- _Data shown_
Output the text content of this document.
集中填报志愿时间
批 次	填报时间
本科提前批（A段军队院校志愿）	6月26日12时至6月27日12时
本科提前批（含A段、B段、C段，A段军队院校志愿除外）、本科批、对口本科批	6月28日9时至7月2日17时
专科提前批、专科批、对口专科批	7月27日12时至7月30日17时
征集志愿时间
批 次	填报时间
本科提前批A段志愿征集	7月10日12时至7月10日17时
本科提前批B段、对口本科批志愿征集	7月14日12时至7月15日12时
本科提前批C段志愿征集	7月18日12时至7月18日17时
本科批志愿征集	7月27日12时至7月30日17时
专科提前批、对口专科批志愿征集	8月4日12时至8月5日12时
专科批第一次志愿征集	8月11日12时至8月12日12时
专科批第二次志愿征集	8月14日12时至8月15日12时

- _Stated goal_
Copy out each line of the entries that holds "专科提前批".

- _Complete output_
专科提前批、专科批、对口专科批	7月27日12时至7月30日17时
专科提前批、对口专科批志愿征集	8月4日12时至8月5日12时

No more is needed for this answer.